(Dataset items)
[start]

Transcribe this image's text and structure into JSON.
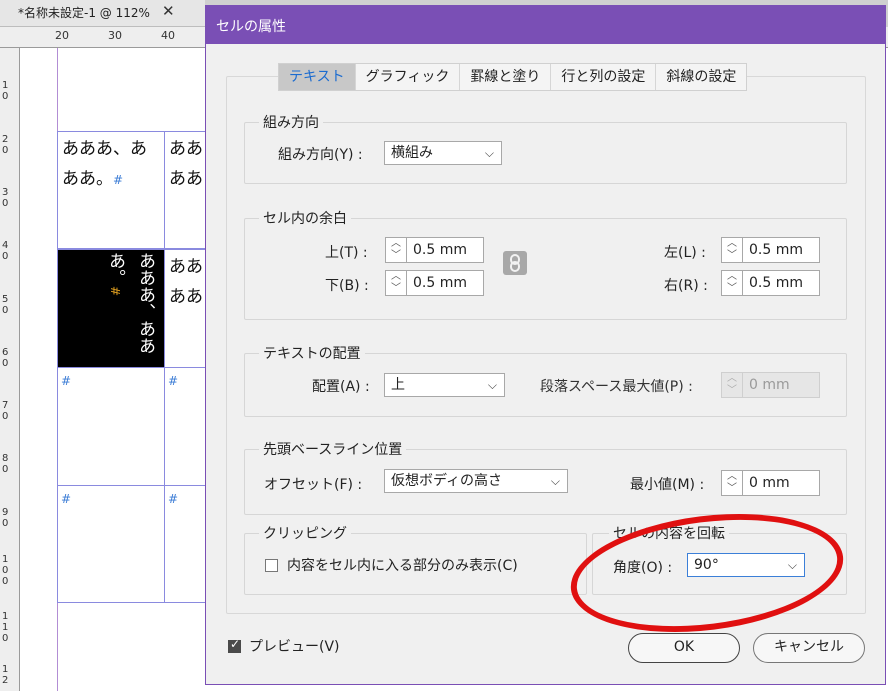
{
  "document": {
    "tab_title": "*名称未設定-1 @ 112%",
    "close_glyph": "✕",
    "hruler_labels": [
      "20",
      "30",
      "40"
    ],
    "vruler_labels": [
      "1\n0",
      "2\n0",
      "3\n0",
      "4\n0",
      "5\n0",
      "6\n0",
      "7\n0",
      "8\n0",
      "9\n0",
      "1\n0\n0",
      "1\n1\n0",
      "1\n2"
    ],
    "cells": {
      "r1c1_text": "あああ、あ ああ。",
      "r1c2_text": "ああ ああ",
      "r2c1_text": "あああ、ああ あ。",
      "r2c2_text": "ああ ああ",
      "hash": "#"
    }
  },
  "dialog": {
    "title": "セルの属性",
    "tabs": [
      "テキスト",
      "グラフィック",
      "罫線と塗り",
      "行と列の設定",
      "斜線の設定"
    ],
    "active_tab": "テキスト",
    "direction": {
      "title": "組み方向",
      "label": "組み方向(Y) :",
      "value": "横組み"
    },
    "inset": {
      "title": "セル内の余白",
      "top_label": "上(T) :",
      "top_value": "0.5 mm",
      "bottom_label": "下(B) :",
      "bottom_value": "0.5 mm",
      "left_label": "左(L) :",
      "left_value": "0.5 mm",
      "right_label": "右(R) :",
      "right_value": "0.5 mm"
    },
    "alignment": {
      "title": "テキストの配置",
      "label": "配置(A) :",
      "value": "上",
      "para_spacing_label": "段落スペース最大値(P) :",
      "para_spacing_value": "0 mm"
    },
    "baseline": {
      "title": "先頭ベースライン位置",
      "offset_label": "オフセット(F) :",
      "offset_value": "仮想ボディの高さ",
      "min_label": "最小値(M) :",
      "min_value": "0 mm"
    },
    "clipping": {
      "title": "クリッピング",
      "checkbox_label": "内容をセル内に入る部分のみ表示(C)",
      "checked": false
    },
    "rotation": {
      "title": "セルの内容を回転",
      "label": "角度(O) :",
      "value": "90°"
    },
    "preview": {
      "label": "プレビュー(V)",
      "checked": true
    },
    "ok_label": "OK",
    "cancel_label": "キャンセル"
  },
  "colors": {
    "titlebar": "#7a4fb5",
    "active_tab_text": "#1a6bd0",
    "highlight_ellipse": "#e01010"
  }
}
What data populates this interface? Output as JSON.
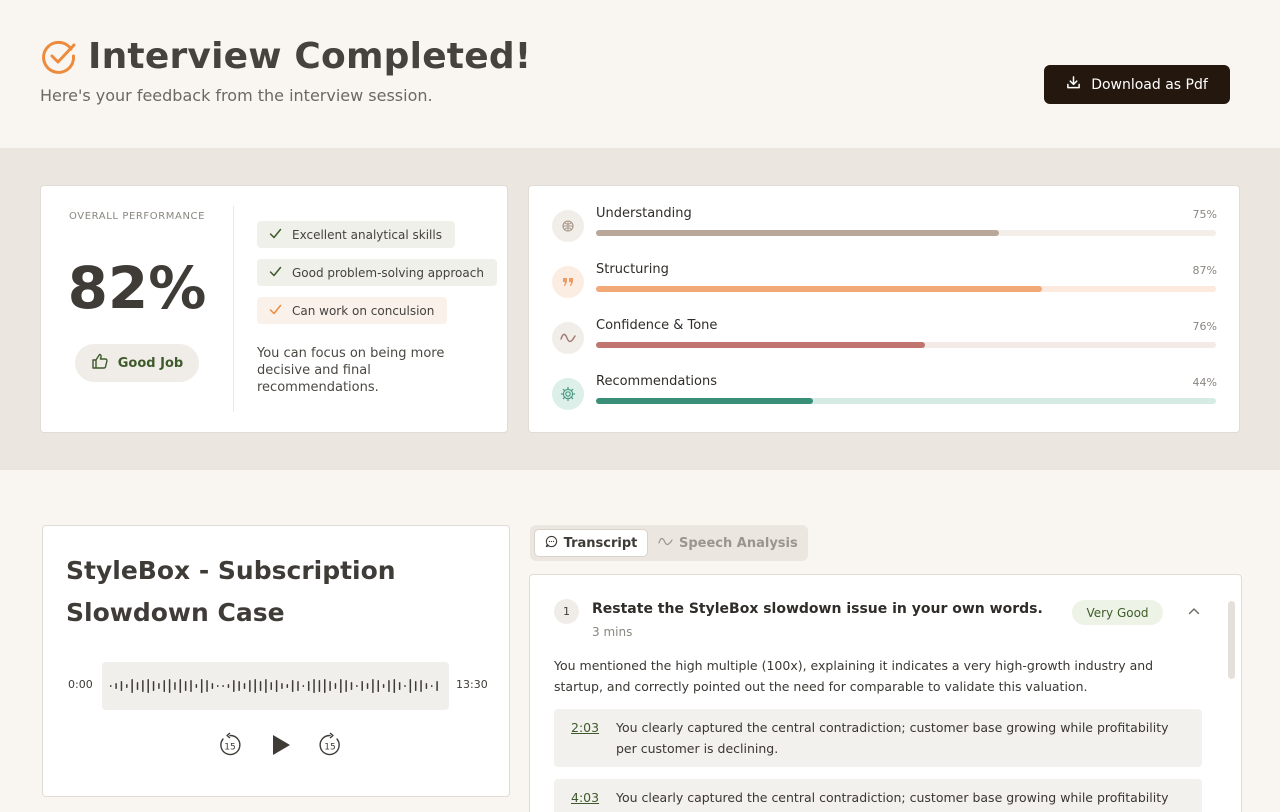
{
  "header": {
    "title": "Interview Completed!",
    "subtitle": "Here's your feedback from the interview session.",
    "download_label": "Download as Pdf"
  },
  "overall": {
    "label": "OVERALL PERFORMANCE",
    "value": "82%",
    "rating": "Good Job",
    "highlights": [
      {
        "text": "Excellent analytical skills",
        "type": "positive"
      },
      {
        "text": "Good problem-solving approach",
        "type": "positive"
      },
      {
        "text": "Can work on conculsion",
        "type": "improve"
      }
    ],
    "focus_note": "You can focus on being more decisive and final recommendations."
  },
  "scores": [
    {
      "label": "Understanding",
      "pct_text": "75%",
      "fill": 0.65,
      "icon": "brain-icon",
      "color": "#b9a89a",
      "track": "#f4eee9",
      "icon_bg": "#f1ede8",
      "icon_fg": "#a69586"
    },
    {
      "label": "Structuring",
      "pct_text": "87%",
      "fill": 0.72,
      "icon": "quote-icon",
      "color": "#f2a977",
      "track": "#fbeadd",
      "icon_bg": "#fbede2",
      "icon_fg": "#ec9a66"
    },
    {
      "label": "Confidence & Tone",
      "pct_text": "76%",
      "fill": 0.53,
      "icon": "wave-icon",
      "color": "#c07570",
      "track": "#f4ebe8",
      "icon_bg": "#f1ede8",
      "icon_fg": "#a0786e"
    },
    {
      "label": "Recommendations",
      "pct_text": "44%",
      "fill": 0.35,
      "icon": "gear-icon",
      "color": "#3a8f78",
      "track": "#d6ebe3",
      "icon_bg": "#dcefe8",
      "icon_fg": "#4a9a84"
    }
  ],
  "case": {
    "title": "StyleBox - Subscription Slowdown Case",
    "time_start": "0:00",
    "time_end": "13:30",
    "rewind_label": "15",
    "forward_label": "15"
  },
  "tabs": {
    "transcript": "Transcript",
    "speech": "Speech Analysis"
  },
  "question": {
    "number": "1",
    "text": "Restate the StyleBox slowdown issue in your own words.",
    "duration": "3 mins",
    "badge": "Very Good",
    "body": "You mentioned the high multiple (100x), explaining it indicates a very high-growth industry and startup, and correctly pointed out the need for comparable to validate this valuation.",
    "timestamps": [
      {
        "time": "2:03",
        "text": "You clearly captured the central contradiction; customer base growing while profitability per customer is declining."
      },
      {
        "time": "4:03",
        "text": "You clearly captured the central contradiction; customer base growing while profitability per customer is declining."
      }
    ]
  }
}
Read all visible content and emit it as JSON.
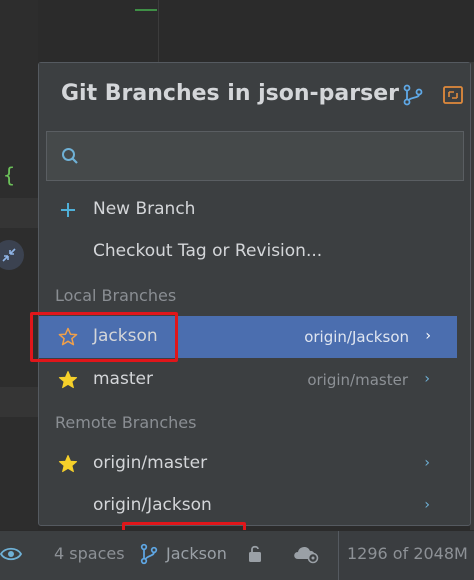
{
  "popup": {
    "title": "Git Branches in json-parser",
    "header_icons": [
      "branch-graph-icon",
      "expand-icon"
    ],
    "search": {
      "value": "",
      "placeholder": ""
    },
    "actions": [
      {
        "label": "New Branch",
        "icon": "plus-icon"
      },
      {
        "label": "Checkout Tag or Revision...",
        "icon": ""
      }
    ],
    "local_section": "Local Branches",
    "local_branches": [
      {
        "name": "Jackson",
        "tracking": "origin/Jackson",
        "icon": "star-outline-icon",
        "selected": true
      },
      {
        "name": "master",
        "tracking": "origin/master",
        "icon": "star-filled-icon",
        "selected": false
      }
    ],
    "remote_section": "Remote Branches",
    "remote_branches": [
      {
        "name": "origin/master",
        "icon": "star-filled-icon"
      },
      {
        "name": "origin/Jackson",
        "icon": ""
      }
    ]
  },
  "statusbar": {
    "indent": "4 spaces",
    "branch": "Jackson",
    "memory": "1296 of 2048M"
  },
  "colors": {
    "selection": "#4b6eaf",
    "highlight_box": "#e0161a",
    "accent": "#6fb1d6",
    "star": "#f5d02a"
  }
}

[end]

**SET EXERCISE**
Pull out all lines in the data above that include "filled".

**ANSWER FOR THE TASK**
        "icon": "star-filled-icon",
        "icon": "star-filled-icon"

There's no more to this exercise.